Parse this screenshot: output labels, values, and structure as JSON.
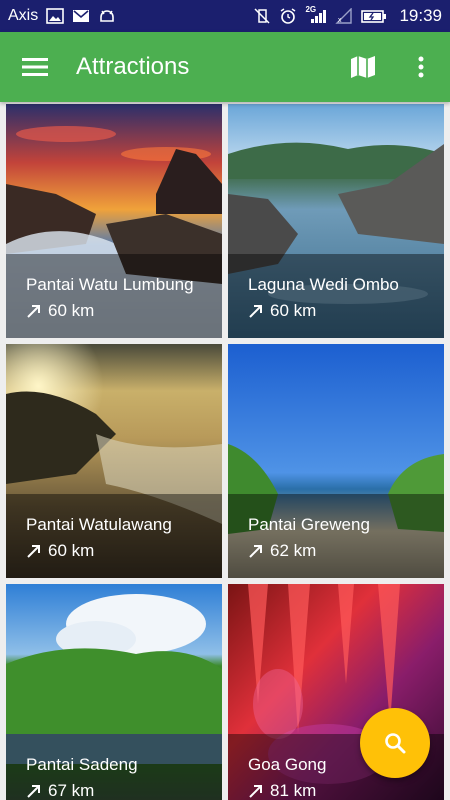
{
  "status_bar": {
    "carrier": "Axis",
    "clock": "19:39",
    "network_type": "2G",
    "colors": {
      "background": "#1b1f6e",
      "text": "#ffffff"
    },
    "left_icons": [
      "image-icon",
      "mail-icon",
      "android-debug-icon"
    ],
    "right_icons": [
      "vibrate-off-icon",
      "alarm-icon",
      "signal-icon",
      "no-signal-icon",
      "battery-icon"
    ]
  },
  "app_bar": {
    "title": "Attractions",
    "menu_icon": "hamburger-menu-icon",
    "actions": [
      "map-icon",
      "more-vert-icon"
    ],
    "color": "#4caf50"
  },
  "attractions": [
    {
      "name": "Pantai Watu Lumbung",
      "distance": "60 km",
      "theme": "sunset-rocks"
    },
    {
      "name": "Laguna Wedi Ombo",
      "distance": "60 km",
      "theme": "lagoon"
    },
    {
      "name": "Pantai Watulawang",
      "distance": "60 km",
      "theme": "golden-cliff"
    },
    {
      "name": "Pantai Greweng",
      "distance": "62 km",
      "theme": "blue-bay"
    },
    {
      "name": "Pantai Sadeng",
      "distance": "67 km",
      "theme": "green-hill"
    },
    {
      "name": "Goa Gong",
      "distance": "81 km",
      "theme": "red-cave"
    }
  ],
  "fab": {
    "icon": "search-icon",
    "color": "#ffc107"
  }
}
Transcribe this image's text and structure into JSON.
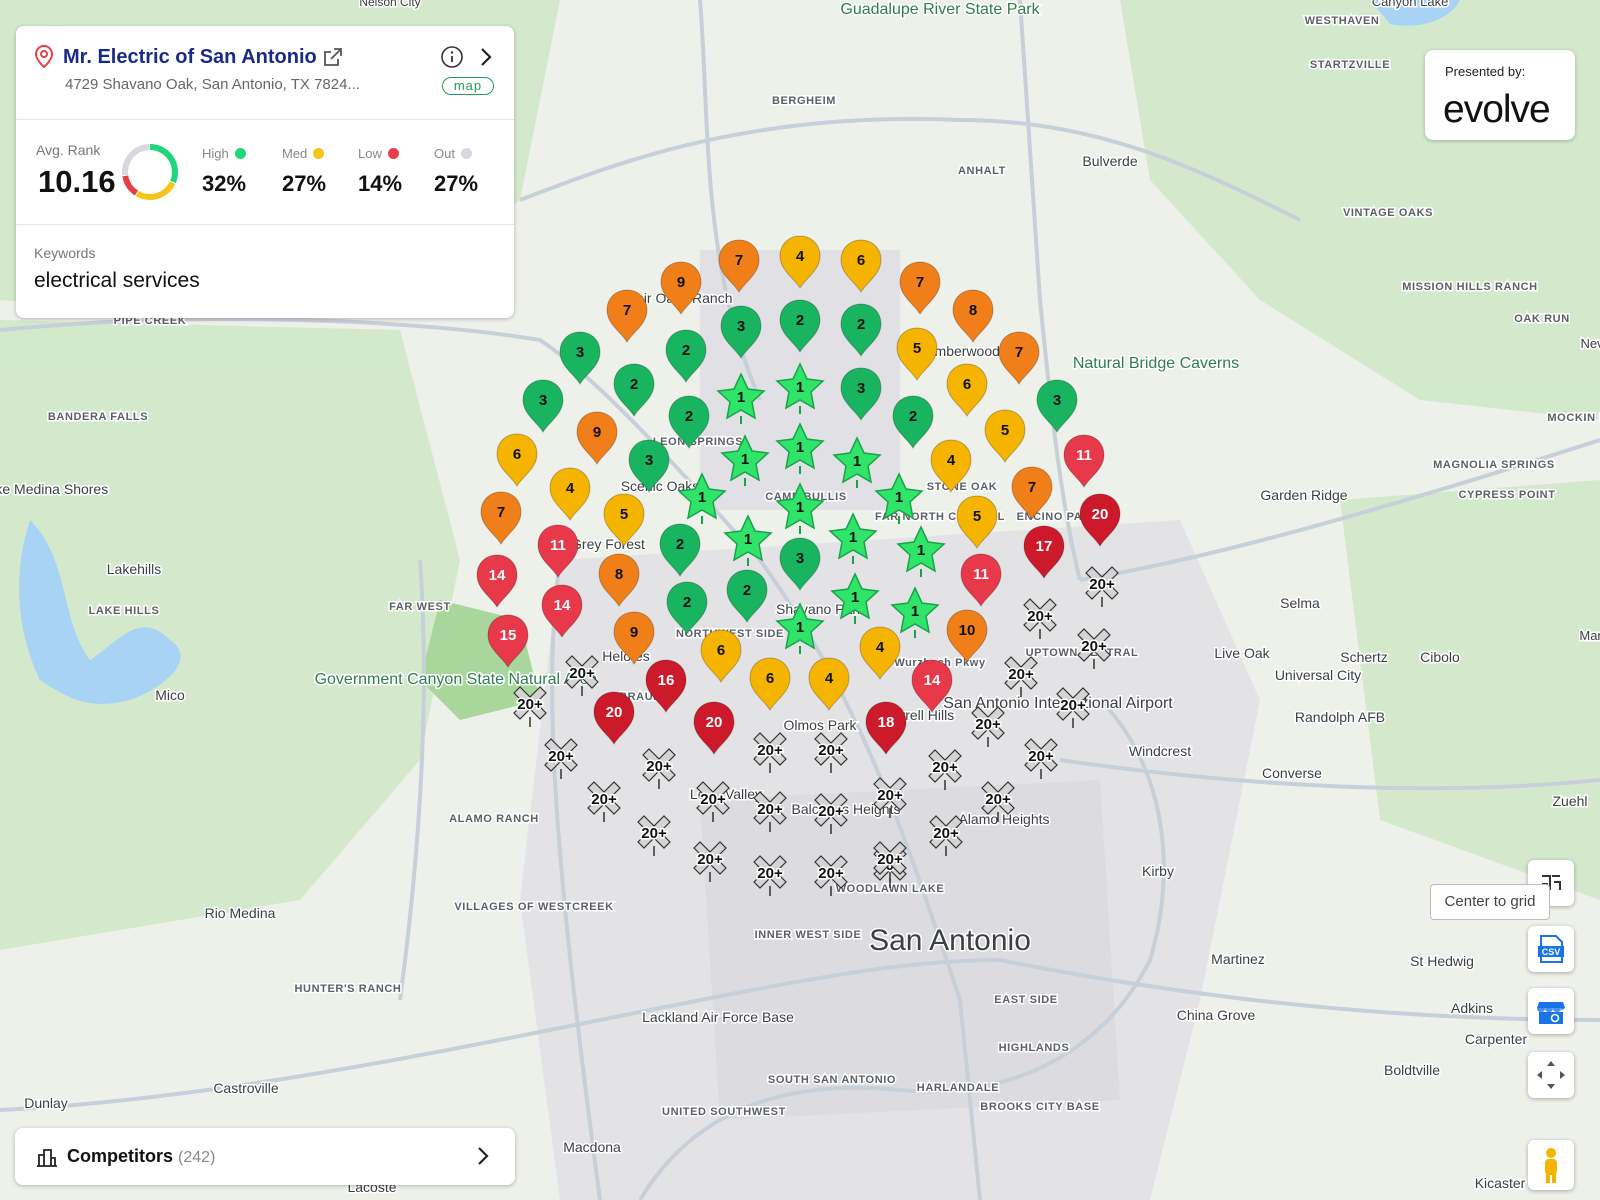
{
  "business": {
    "name": "Mr. Electric of San Antonio",
    "address": "4729 Shavano Oak, San Antonio, TX 7824...",
    "map_badge": "map"
  },
  "stats": {
    "avg_rank_label": "Avg. Rank",
    "avg_rank": "10.16",
    "high": {
      "label": "High",
      "value": "32%",
      "fraction": 0.32,
      "color": "#1fd67a"
    },
    "med": {
      "label": "Med",
      "value": "27%",
      "fraction": 0.27,
      "color": "#f5c518"
    },
    "low": {
      "label": "Low",
      "value": "14%",
      "fraction": 0.14,
      "color": "#e8404a"
    },
    "out": {
      "label": "Out",
      "value": "27%",
      "fraction": 0.27,
      "color": "#d8d8de"
    }
  },
  "keywords": {
    "label": "Keywords",
    "value": "electrical services"
  },
  "sponsor": {
    "label": "Presented by:",
    "logo_text": "evolve"
  },
  "competitors": {
    "label": "Competitors",
    "count": "(242)"
  },
  "controls": {
    "center_tooltip": "Center to grid",
    "csv_label": "CSV"
  },
  "map_labels": [
    "Nelson City",
    "Guadalupe River State Park",
    "Canyon Lake",
    "WESTHAVEN",
    "STARTZVILLE",
    "BERGHEIM",
    "Bulverde",
    "ANHALT",
    "VINTAGE OAKS",
    "MISSION HILLS RANCH",
    "OAK RUN",
    "Natural Bridge Caverns",
    "Timberwood Park",
    "PIPE CREEK",
    "BANDERA FALLS",
    "Lake Medina Shores",
    "Lakehills",
    "LAKE HILLS",
    "Mico",
    "Government Canyon State Natural Area",
    "Rio Medina",
    "HUNTER'S RANCH",
    "VILLAGES OF WESTCREEK",
    "ALAMO RANCH",
    "Castroville",
    "Dunlay",
    "Macdona",
    "Lacoste",
    "Lackland Air Force Base",
    "INNER WEST SIDE",
    "San Antonio",
    "SOUTH SAN ANTONIO",
    "HARLANDALE",
    "UNITED SOUTHWEST",
    "HIGHLANDS",
    "BROOKS CITY BASE",
    "EAST SIDE",
    "Kirby",
    "Windcrest",
    "Converse",
    "Randolph AFB",
    "Live Oak",
    "Universal City",
    "Schertz",
    "Cibolo",
    "Selma",
    "Garden Ridge",
    "MAGNOLIA SPRINGS",
    "CYPRESS POINT",
    "Zuehl",
    "Martinez",
    "St Hedwig",
    "China Grove",
    "Adkins",
    "Carpenter",
    "Boldtville",
    "Kicaster",
    "San Antonio International Airport",
    "Fair Oaks Ranch",
    "LEON SPRINGS",
    "Helotes",
    "Grey Forest",
    "Scenic Oaks",
    "CAMP BULLIS",
    "STONE OAK",
    "FAR NORTH CENTRAL",
    "ENCINO PARK",
    "Shavano Park",
    "NORTHWEST SIDE",
    "BRAUN'S",
    "Leon Valley",
    "Balcones Heights",
    "Alamo Heights",
    "WOODLAWN LAKE",
    "Olmos Park",
    "Terrell Hills",
    "UPTOWN CENTRAL",
    "Wurzbach Pkwy",
    "FAR WEST",
    "Nev",
    "Mari",
    "MOCKIN HEIG"
  ],
  "rank_grid": [
    {
      "rank": "7"
    },
    {
      "rank": "4"
    },
    {
      "rank": "6"
    },
    {
      "rank": "7"
    },
    {
      "rank": "9"
    },
    {
      "rank": "7"
    },
    {
      "rank": "3"
    },
    {
      "rank": "2"
    },
    {
      "rank": "2"
    },
    {
      "rank": "8"
    },
    {
      "rank": "3"
    },
    {
      "rank": "2"
    },
    {
      "rank": "5"
    },
    {
      "rank": "7"
    },
    {
      "rank": "2"
    },
    {
      "rank": "1"
    },
    {
      "rank": "1"
    },
    {
      "rank": "3"
    },
    {
      "rank": "6"
    },
    {
      "rank": "3"
    },
    {
      "rank": "2"
    },
    {
      "rank": "3"
    },
    {
      "rank": "9"
    },
    {
      "rank": "2"
    },
    {
      "rank": "1"
    },
    {
      "rank": "1"
    },
    {
      "rank": "1"
    },
    {
      "rank": "5"
    },
    {
      "rank": "6"
    },
    {
      "rank": "3"
    },
    {
      "rank": "4"
    },
    {
      "rank": "11"
    },
    {
      "rank": "4"
    },
    {
      "rank": "1"
    },
    {
      "rank": "1"
    },
    {
      "rank": "1"
    },
    {
      "rank": "7"
    },
    {
      "rank": "7"
    },
    {
      "rank": "5"
    },
    {
      "rank": "5"
    },
    {
      "rank": "20"
    },
    {
      "rank": "11"
    },
    {
      "rank": "2"
    },
    {
      "rank": "1"
    },
    {
      "rank": "1"
    },
    {
      "rank": "1"
    },
    {
      "rank": "17"
    },
    {
      "rank": "14"
    },
    {
      "rank": "8"
    },
    {
      "rank": "3"
    },
    {
      "rank": "11"
    },
    {
      "rank": "20+"
    },
    {
      "rank": "14"
    },
    {
      "rank": "2"
    },
    {
      "rank": "2"
    },
    {
      "rank": "1"
    },
    {
      "rank": "1"
    },
    {
      "rank": "20+"
    },
    {
      "rank": "15"
    },
    {
      "rank": "9"
    },
    {
      "rank": "1"
    },
    {
      "rank": "10"
    },
    {
      "rank": "20+"
    },
    {
      "rank": "20+"
    },
    {
      "rank": "6"
    },
    {
      "rank": "4"
    },
    {
      "rank": "20+"
    },
    {
      "rank": "20+"
    },
    {
      "rank": "16"
    },
    {
      "rank": "6"
    },
    {
      "rank": "4"
    },
    {
      "rank": "14"
    },
    {
      "rank": "20+"
    },
    {
      "rank": "20"
    },
    {
      "rank": "20"
    },
    {
      "rank": "18"
    },
    {
      "rank": "20+"
    },
    {
      "rank": "20+"
    },
    {
      "rank": "20+"
    },
    {
      "rank": "20+"
    },
    {
      "rank": "20+"
    },
    {
      "rank": "20+"
    },
    {
      "rank": "20+"
    },
    {
      "rank": "20+"
    },
    {
      "rank": "20+"
    },
    {
      "rank": "20+"
    },
    {
      "rank": "20+"
    },
    {
      "rank": "20+"
    },
    {
      "rank": "20+"
    },
    {
      "rank": "20+"
    },
    {
      "rank": "20+"
    },
    {
      "rank": "20+"
    },
    {
      "rank": "20+"
    },
    {
      "rank": "20+"
    },
    {
      "rank": "20+"
    },
    {
      "rank": "20+"
    }
  ]
}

■ Goal of the exercise
Scan the material for lines with the word "Pantai", and copy each line you find.

■ Problem solution
      "name": "Pantai Watu Lumbung",
      "name": "Pantai Watulawang",
      "name": "Pantai Greweng",
      "name": "Pantai Sadeng",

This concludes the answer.